··· ENTRIES SHOWN

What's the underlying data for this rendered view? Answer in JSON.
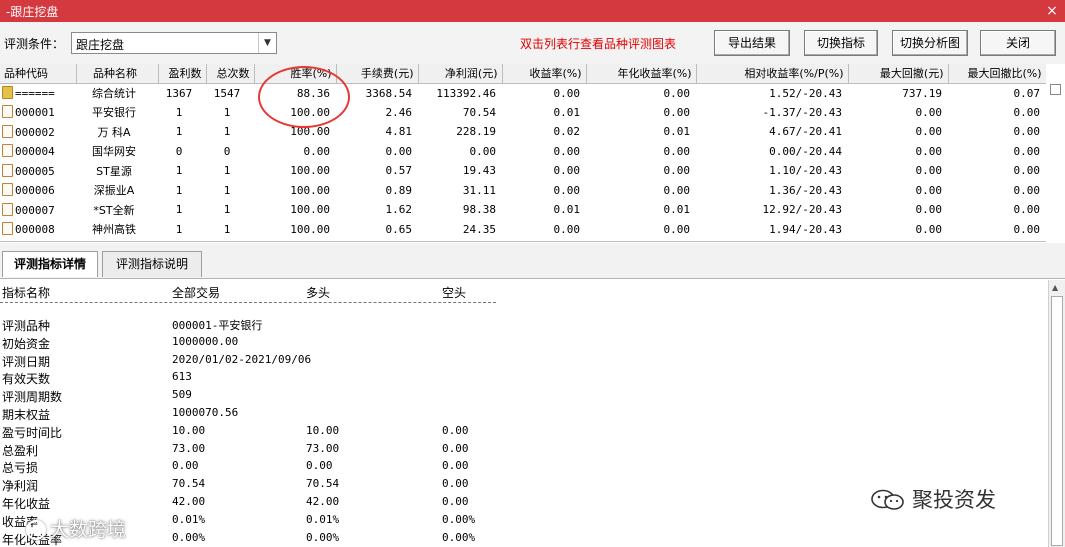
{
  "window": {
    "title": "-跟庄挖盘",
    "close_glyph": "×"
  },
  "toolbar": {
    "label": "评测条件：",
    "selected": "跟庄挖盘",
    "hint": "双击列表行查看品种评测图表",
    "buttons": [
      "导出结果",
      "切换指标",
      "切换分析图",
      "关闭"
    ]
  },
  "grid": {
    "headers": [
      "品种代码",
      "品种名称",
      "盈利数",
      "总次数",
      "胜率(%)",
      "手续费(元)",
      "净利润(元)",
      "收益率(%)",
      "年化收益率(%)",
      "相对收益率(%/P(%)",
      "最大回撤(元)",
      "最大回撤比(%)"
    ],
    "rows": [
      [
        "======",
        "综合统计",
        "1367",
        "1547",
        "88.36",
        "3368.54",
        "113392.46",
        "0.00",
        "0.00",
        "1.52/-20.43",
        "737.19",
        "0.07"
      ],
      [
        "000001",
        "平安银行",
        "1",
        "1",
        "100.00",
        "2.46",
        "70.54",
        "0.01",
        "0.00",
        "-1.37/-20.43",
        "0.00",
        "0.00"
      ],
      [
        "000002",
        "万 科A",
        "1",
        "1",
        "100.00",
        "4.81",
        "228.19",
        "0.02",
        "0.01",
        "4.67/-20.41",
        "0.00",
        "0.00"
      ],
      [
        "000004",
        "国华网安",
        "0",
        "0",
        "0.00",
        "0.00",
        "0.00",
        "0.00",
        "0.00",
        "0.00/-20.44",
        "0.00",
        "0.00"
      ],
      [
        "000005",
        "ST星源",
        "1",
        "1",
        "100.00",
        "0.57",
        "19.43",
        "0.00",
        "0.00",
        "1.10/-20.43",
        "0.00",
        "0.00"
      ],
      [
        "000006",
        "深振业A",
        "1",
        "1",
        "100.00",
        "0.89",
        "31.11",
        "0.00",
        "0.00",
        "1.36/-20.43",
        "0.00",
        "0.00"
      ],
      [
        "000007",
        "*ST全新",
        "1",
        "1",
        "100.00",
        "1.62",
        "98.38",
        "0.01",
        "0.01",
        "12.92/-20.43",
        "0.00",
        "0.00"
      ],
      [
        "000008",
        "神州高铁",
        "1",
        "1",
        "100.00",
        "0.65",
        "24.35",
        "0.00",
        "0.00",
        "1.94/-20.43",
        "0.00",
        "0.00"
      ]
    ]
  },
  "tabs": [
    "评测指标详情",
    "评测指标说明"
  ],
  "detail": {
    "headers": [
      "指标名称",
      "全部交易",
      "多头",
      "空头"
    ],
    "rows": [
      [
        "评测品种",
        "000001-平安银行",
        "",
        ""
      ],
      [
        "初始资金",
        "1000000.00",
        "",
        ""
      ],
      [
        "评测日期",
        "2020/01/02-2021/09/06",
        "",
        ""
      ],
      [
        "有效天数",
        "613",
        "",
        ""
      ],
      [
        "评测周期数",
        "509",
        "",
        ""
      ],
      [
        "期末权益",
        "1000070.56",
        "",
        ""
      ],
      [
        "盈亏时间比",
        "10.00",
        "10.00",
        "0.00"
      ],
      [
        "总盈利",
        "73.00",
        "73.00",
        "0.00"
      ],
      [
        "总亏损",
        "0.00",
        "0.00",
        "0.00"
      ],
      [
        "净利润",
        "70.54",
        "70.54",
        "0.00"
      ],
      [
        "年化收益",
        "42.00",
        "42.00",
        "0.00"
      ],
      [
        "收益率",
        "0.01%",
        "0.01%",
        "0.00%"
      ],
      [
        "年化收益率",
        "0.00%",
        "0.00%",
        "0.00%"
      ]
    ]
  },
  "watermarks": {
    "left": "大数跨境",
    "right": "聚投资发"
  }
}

······

_STATED TASK_
Give an exact reproduction of every line, leaving out any picture.

_RESULT FOR THIS EXERCISE_
What's the underlying data for this rendered view? Answer in JSON.
{
  "window": {
    "title": "-跟庄挖盘",
    "close_glyph": "×"
  },
  "toolbar": {
    "label": "评测条件：",
    "selected": "跟庄挖盘",
    "hint": "双击列表行查看品种评测图表",
    "buttons": [
      "导出结果",
      "切换指标",
      "切换分析图",
      "关闭"
    ]
  },
  "grid": {
    "headers": [
      "品种代码",
      "品种名称",
      "盈利数",
      "总次数",
      "胜率(%)",
      "手续费(元)",
      "净利润(元)",
      "收益率(%)",
      "年化收益率(%)",
      "相对收益率(%/P(%)",
      "最大回撤(元)",
      "最大回撤比(%)"
    ],
    "rows": [
      [
        "======",
        "综合统计",
        "1367",
        "1547",
        "88.36",
        "3368.54",
        "113392.46",
        "0.00",
        "0.00",
        "1.52/-20.43",
        "737.19",
        "0.07"
      ],
      [
        "000001",
        "平安银行",
        "1",
        "1",
        "100.00",
        "2.46",
        "70.54",
        "0.01",
        "0.00",
        "-1.37/-20.43",
        "0.00",
        "0.00"
      ],
      [
        "000002",
        "万 科A",
        "1",
        "1",
        "100.00",
        "4.81",
        "228.19",
        "0.02",
        "0.01",
        "4.67/-20.41",
        "0.00",
        "0.00"
      ],
      [
        "000004",
        "国华网安",
        "0",
        "0",
        "0.00",
        "0.00",
        "0.00",
        "0.00",
        "0.00",
        "0.00/-20.44",
        "0.00",
        "0.00"
      ],
      [
        "000005",
        "ST星源",
        "1",
        "1",
        "100.00",
        "0.57",
        "19.43",
        "0.00",
        "0.00",
        "1.10/-20.43",
        "0.00",
        "0.00"
      ],
      [
        "000006",
        "深振业A",
        "1",
        "1",
        "100.00",
        "0.89",
        "31.11",
        "0.00",
        "0.00",
        "1.36/-20.43",
        "0.00",
        "0.00"
      ],
      [
        "000007",
        "*ST全新",
        "1",
        "1",
        "100.00",
        "1.62",
        "98.38",
        "0.01",
        "0.01",
        "12.92/-20.43",
        "0.00",
        "0.00"
      ],
      [
        "000008",
        "神州高铁",
        "1",
        "1",
        "100.00",
        "0.65",
        "24.35",
        "0.00",
        "0.00",
        "1.94/-20.43",
        "0.00",
        "0.00"
      ]
    ]
  },
  "tabs": [
    "评测指标详情",
    "评测指标说明"
  ],
  "detail": {
    "headers": [
      "指标名称",
      "全部交易",
      "多头",
      "空头"
    ],
    "rows": [
      [
        "评测品种",
        "000001-平安银行",
        "",
        ""
      ],
      [
        "初始资金",
        "1000000.00",
        "",
        ""
      ],
      [
        "评测日期",
        "2020/01/02-2021/09/06",
        "",
        ""
      ],
      [
        "有效天数",
        "613",
        "",
        ""
      ],
      [
        "评测周期数",
        "509",
        "",
        ""
      ],
      [
        "期末权益",
        "1000070.56",
        "",
        ""
      ],
      [
        "盈亏时间比",
        "10.00",
        "10.00",
        "0.00"
      ],
      [
        "总盈利",
        "73.00",
        "73.00",
        "0.00"
      ],
      [
        "总亏损",
        "0.00",
        "0.00",
        "0.00"
      ],
      [
        "净利润",
        "70.54",
        "70.54",
        "0.00"
      ],
      [
        "年化收益",
        "42.00",
        "42.00",
        "0.00"
      ],
      [
        "收益率",
        "0.01%",
        "0.01%",
        "0.00%"
      ],
      [
        "年化收益率",
        "0.00%",
        "0.00%",
        "0.00%"
      ]
    ]
  },
  "watermarks": {
    "left": "大数跨境",
    "right": "聚投资发"
  }
}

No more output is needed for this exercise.